Provided entries ▸
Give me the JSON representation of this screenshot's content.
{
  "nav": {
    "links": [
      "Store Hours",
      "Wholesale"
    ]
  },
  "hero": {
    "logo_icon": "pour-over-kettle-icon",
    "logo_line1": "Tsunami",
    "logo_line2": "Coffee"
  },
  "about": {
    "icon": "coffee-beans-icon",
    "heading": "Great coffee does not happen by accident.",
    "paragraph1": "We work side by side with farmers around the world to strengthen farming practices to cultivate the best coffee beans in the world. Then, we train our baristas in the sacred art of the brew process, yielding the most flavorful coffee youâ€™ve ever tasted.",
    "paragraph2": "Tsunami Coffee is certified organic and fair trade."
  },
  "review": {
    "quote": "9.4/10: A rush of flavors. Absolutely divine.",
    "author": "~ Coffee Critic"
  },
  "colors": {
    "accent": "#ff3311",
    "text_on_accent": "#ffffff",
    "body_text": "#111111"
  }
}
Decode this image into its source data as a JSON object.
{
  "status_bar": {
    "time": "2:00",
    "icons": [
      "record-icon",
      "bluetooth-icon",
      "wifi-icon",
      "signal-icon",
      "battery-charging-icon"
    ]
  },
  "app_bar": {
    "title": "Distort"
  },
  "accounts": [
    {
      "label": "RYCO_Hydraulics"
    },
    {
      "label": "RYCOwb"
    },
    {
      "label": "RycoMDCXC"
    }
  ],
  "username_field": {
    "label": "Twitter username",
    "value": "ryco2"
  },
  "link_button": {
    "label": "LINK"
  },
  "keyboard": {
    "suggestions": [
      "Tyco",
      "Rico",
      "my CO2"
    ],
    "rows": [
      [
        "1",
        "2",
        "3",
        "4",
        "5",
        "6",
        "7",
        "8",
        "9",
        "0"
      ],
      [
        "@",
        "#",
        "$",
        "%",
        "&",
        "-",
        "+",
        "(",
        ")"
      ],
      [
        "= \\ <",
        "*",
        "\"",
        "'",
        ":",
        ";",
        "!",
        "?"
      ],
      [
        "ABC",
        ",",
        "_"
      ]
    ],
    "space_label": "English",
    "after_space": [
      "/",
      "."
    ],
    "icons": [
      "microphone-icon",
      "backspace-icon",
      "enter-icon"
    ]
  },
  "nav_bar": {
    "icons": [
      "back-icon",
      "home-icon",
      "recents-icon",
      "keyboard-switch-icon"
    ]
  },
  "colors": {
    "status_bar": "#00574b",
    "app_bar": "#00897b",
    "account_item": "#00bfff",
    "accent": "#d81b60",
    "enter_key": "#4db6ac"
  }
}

Problem description ▸
Return all of the data exactly as it reads.

Full response ▸
Give me the JSON representation of this screenshot's content.
{
  "nav": {
    "links": [
      "Store Hours",
      "Wholesale"
    ]
  },
  "hero": {
    "logo_icon": "pour-over-kettle-icon",
    "logo_line1": "Tsunami",
    "logo_line2": "Coffee"
  },
  "about": {
    "icon": "coffee-beans-icon",
    "heading": "Great coffee does not happen by accident.",
    "paragraph1": "We work side by side with farmers around the world to strengthen farming practices to cultivate the best coffee beans in the world. Then, we train our baristas in the sacred art of the brew process, yielding the most flavorful coffee youâ€™ve ever tasted.",
    "paragraph2": "Tsunami Coffee is certified organic and fair trade."
  },
  "review": {
    "quote": "9.4/10: A rush of flavors. Absolutely divine.",
    "author": "~ Coffee Critic"
  },
  "colors": {
    "accent": "#ff3311",
    "text_on_accent": "#ffffff",
    "body_text": "#111111"
  }
}
Decode this image into its source data as a JSON object.
{
  "status_bar": {
    "time": "2:00",
    "icons": [
      "record-icon",
      "bluetooth-icon",
      "wifi-icon",
      "signal-icon",
      "battery-charging-icon"
    ]
  },
  "app_bar": {
    "title": "Distort"
  },
  "accounts": [
    {
      "label": "RYCO_Hydraulics"
    },
    {
      "label": "RYCOwb"
    },
    {
      "label": "RycoMDCXC"
    }
  ],
  "username_field": {
    "label": "Twitter username",
    "value": "ryco2"
  },
  "link_button": {
    "label": "LINK"
  },
  "keyboard": {
    "suggestions": [
      "Tyco",
      "Rico",
      "my CO2"
    ],
    "rows": [
      [
        "1",
        "2",
        "3",
        "4",
        "5",
        "6",
        "7",
        "8",
        "9",
        "0"
      ],
      [
        "@",
        "#",
        "$",
        "%",
        "&",
        "-",
        "+",
        "(",
        ")"
      ],
      [
        "= \\ <",
        "*",
        "\"",
        "'",
        ":",
        ";",
        "!",
        "?"
      ],
      [
        "ABC",
        ",",
        "_"
      ]
    ],
    "space_label": "English",
    "after_space": [
      "/",
      "."
    ],
    "icons": [
      "microphone-icon",
      "backspace-icon",
      "enter-icon"
    ]
  },
  "nav_bar": {
    "icons": [
      "back-icon",
      "home-icon",
      "recents-icon",
      "keyboard-switch-icon"
    ]
  },
  "colors": {
    "status_bar": "#00574b",
    "app_bar": "#00897b",
    "account_item": "#00bfff",
    "accent": "#d81b60",
    "enter_key": "#4db6ac"
  }
}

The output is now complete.